# To do:
Which lines of the records contain "Dist"? Collect every one of them.

──────── Data provided ────────

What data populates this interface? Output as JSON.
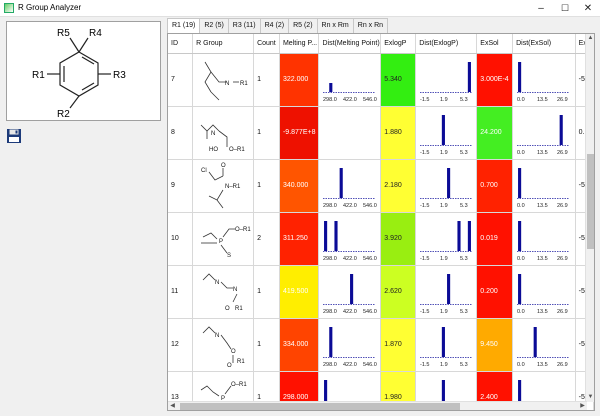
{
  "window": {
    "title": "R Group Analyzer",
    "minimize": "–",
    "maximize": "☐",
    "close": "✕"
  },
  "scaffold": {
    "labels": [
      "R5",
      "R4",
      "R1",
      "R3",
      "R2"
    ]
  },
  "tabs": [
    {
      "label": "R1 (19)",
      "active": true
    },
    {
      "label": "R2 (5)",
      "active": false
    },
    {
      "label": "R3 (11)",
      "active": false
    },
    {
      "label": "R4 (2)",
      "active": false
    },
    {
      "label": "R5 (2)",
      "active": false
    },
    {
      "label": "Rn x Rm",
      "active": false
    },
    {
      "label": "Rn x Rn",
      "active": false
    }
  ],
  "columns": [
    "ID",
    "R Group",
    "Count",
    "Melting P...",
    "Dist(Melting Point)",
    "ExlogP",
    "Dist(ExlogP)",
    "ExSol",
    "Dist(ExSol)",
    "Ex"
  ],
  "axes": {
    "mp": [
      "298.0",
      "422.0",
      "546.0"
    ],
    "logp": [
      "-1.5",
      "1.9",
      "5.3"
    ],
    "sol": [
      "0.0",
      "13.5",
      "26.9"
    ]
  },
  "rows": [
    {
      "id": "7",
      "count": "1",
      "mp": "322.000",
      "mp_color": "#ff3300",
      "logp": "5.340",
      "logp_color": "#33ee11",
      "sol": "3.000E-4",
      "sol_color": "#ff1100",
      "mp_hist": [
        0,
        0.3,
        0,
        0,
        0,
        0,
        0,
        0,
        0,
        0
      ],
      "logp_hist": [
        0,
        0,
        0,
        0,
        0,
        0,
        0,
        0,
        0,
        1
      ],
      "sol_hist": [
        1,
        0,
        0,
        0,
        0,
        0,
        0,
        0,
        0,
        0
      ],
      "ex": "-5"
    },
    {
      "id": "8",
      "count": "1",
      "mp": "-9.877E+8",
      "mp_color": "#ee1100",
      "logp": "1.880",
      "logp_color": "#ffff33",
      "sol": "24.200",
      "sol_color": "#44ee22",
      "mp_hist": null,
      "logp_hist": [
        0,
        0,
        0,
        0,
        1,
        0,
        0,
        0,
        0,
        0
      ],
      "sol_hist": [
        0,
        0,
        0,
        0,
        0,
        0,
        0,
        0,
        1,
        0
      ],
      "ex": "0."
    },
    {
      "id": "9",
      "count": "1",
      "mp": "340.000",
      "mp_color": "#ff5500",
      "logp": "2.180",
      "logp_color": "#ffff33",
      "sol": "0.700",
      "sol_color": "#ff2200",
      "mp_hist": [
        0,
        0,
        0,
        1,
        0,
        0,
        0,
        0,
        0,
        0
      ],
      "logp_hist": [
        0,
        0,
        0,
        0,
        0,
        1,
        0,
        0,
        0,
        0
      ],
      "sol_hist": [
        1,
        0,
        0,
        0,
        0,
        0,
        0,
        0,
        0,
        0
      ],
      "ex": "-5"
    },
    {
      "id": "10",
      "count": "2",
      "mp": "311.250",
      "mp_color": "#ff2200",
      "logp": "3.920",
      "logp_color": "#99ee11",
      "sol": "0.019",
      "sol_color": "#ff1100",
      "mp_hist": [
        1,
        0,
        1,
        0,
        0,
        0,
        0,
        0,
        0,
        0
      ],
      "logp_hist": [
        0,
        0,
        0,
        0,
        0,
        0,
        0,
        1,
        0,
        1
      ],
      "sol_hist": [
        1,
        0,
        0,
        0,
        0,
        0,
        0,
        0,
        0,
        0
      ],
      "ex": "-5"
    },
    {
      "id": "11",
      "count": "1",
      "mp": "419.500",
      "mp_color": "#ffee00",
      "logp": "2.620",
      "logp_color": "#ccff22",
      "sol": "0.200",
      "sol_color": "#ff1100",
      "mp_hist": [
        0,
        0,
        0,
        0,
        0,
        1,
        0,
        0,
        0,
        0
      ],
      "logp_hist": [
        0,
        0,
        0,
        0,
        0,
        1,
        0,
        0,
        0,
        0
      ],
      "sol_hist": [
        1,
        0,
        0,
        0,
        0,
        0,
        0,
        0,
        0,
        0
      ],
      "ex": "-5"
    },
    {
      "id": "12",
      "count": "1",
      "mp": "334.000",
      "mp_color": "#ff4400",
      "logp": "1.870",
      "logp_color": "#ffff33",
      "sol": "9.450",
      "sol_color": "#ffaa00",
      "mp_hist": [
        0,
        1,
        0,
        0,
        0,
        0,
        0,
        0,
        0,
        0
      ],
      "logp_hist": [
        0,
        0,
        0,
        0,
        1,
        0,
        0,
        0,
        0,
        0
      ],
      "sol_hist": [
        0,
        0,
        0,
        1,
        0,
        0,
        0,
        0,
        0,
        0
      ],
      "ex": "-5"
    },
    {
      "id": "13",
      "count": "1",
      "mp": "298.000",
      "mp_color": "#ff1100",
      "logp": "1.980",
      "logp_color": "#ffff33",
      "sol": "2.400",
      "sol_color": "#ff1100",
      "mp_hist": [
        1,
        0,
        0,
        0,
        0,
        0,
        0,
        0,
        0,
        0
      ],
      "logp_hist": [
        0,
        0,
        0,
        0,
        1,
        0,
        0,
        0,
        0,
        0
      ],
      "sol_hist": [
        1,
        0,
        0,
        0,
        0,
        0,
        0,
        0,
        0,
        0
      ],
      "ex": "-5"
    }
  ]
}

────────

# Solution:
    "Dist(Melting Point)",
    "Dist(ExlogP)",
    "Dist(ExSol)",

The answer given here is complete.